[Written exercise]: Output each line of the rows below as a JSON list of strings, with one string per line and blank lines omitted.

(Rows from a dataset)
"""

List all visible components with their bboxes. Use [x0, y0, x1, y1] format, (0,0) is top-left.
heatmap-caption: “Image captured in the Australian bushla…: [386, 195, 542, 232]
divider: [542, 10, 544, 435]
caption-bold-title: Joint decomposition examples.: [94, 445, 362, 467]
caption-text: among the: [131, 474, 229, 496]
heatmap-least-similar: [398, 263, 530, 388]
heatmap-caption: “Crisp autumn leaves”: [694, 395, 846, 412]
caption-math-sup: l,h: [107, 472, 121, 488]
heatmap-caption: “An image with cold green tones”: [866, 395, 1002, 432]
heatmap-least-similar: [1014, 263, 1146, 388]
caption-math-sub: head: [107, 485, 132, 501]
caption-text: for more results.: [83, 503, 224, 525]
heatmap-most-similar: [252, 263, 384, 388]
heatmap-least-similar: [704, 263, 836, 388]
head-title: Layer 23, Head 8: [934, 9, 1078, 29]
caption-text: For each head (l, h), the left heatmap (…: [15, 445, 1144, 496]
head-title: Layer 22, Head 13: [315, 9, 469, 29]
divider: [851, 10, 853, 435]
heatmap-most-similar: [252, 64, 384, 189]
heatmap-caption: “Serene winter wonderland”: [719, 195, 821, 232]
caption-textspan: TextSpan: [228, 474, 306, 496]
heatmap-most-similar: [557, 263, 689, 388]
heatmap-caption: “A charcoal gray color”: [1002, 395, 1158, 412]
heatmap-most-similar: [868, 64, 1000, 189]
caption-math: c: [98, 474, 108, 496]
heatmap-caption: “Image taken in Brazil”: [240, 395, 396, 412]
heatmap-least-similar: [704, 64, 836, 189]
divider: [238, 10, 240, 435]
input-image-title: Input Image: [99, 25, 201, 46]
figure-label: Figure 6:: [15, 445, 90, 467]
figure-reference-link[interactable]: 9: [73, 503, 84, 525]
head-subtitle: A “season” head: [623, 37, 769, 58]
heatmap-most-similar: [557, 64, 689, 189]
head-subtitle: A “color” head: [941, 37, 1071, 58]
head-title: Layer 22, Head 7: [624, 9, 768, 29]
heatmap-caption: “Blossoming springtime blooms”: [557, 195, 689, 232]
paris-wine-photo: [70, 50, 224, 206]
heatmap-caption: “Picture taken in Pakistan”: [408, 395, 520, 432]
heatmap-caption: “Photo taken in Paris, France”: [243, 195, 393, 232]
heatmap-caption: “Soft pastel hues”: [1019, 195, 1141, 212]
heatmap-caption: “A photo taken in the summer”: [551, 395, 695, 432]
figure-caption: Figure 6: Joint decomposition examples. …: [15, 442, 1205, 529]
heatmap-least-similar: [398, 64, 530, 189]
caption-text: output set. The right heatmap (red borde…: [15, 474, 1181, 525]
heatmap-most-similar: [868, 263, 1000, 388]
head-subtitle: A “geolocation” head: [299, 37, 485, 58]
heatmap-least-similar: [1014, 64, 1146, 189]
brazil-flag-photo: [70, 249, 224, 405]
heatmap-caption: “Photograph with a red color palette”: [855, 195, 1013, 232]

"""

[The response]:
[
  "List all visible components with their bboxes. Use [x0, y0, x1, y1] format, (0,0) is top-left.",
  "heatmap-caption: “Image captured in the Australian bushla…: [386, 195, 542, 232]",
  "divider: [542, 10, 544, 435]",
  "caption-bold-title: Joint decomposition examples.: [94, 445, 362, 467]",
  "caption-text: among the: [131, 474, 229, 496]",
  "heatmap-least-similar: [398, 263, 530, 388]",
  "heatmap-caption: “Crisp autumn leaves”: [694, 395, 846, 412]",
  "caption-math-sup: l,h: [107, 472, 121, 488]",
  "heatmap-caption: “An image with cold green tones”: [866, 395, 1002, 432]",
  "heatmap-least-similar: [1014, 263, 1146, 388]",
  "caption-math-sub: head: [107, 485, 132, 501]",
  "caption-text: for more results.: [83, 503, 224, 525]",
  "heatmap-most-similar: [252, 263, 384, 388]",
  "heatmap-least-similar: [704, 263, 836, 388]",
  "head-title: Layer 23, Head 8: [934, 9, 1078, 29]",
  "caption-text: For each head (l, h), the left heatmap (…: [15, 445, 1144, 496]",
  "head-title: Layer 22, Head 13: [315, 9, 469, 29]",
  "divider: [851, 10, 853, 435]",
  "heatmap-most-similar: [252, 64, 384, 189]",
  "heatmap-caption: “Serene winter wonderland”: [719, 195, 821, 232]",
  "caption-textspan: TextSpan: [228, 474, 306, 496]",
  "heatmap-most-similar: [557, 263, 689, 388]",
  "heatmap-caption: “A charcoal gray color”: [1002, 395, 1158, 412]",
  "heatmap-most-similar: [868, 64, 1000, 189]",
  "caption-math: c: [98, 474, 108, 496]",
  "heatmap-caption: “Image taken in Brazil”: [240, 395, 396, 412]",
  "heatmap-least-similar: [704, 64, 836, 189]",
  "divider: [238, 10, 240, 435]",
  "input-image-title: Input Image: [99, 25, 201, 46]",
  "figure-label: Figure 6:: [15, 445, 90, 467]",
  "figure-reference-link[interactable]: 9: [73, 503, 84, 525]",
  "head-subtitle: A “season” head: [623, 37, 769, 58]",
  "heatmap-most-similar: [557, 64, 689, 189]",
  "head-subtitle: A “color” head: [941, 37, 1071, 58]",
  "head-title: Layer 22, Head 7: [624, 9, 768, 29]",
  "heatmap-caption: “Blossoming springtime blooms”: [557, 195, 689, 232]",
  "paris-wine-photo: [70, 50, 224, 206]",
  "heatmap-caption: “Picture taken in Pakistan”: [408, 395, 520, 432]",
  "heatmap-caption: “Photo taken in Paris, France”: [243, 195, 393, 232]",
  "heatmap-caption: “Soft pastel hues”: [1019, 195, 1141, 212]",
  "heatmap-caption: “A photo taken in the summer”: [551, 395, 695, 432]",
  "figure-caption: Figure 6: Joint decomposition examples. …: [15, 442, 1205, 529]",
  "heatmap-least-similar: [398, 64, 530, 189]",
  "caption-text: output set. The right heatmap (red borde…: [15, 474, 1181, 525]",
  "heatmap-most-similar: [868, 263, 1000, 388]",
  "head-subtitle: A “geolocation” head: [299, 37, 485, 58]",
  "heatmap-least-similar: [1014, 64, 1146, 189]",
  "brazil-flag-photo: [70, 249, 224, 405]",
  "heatmap-caption: “Photograph with a red color palette”: [855, 195, 1013, 232]"
]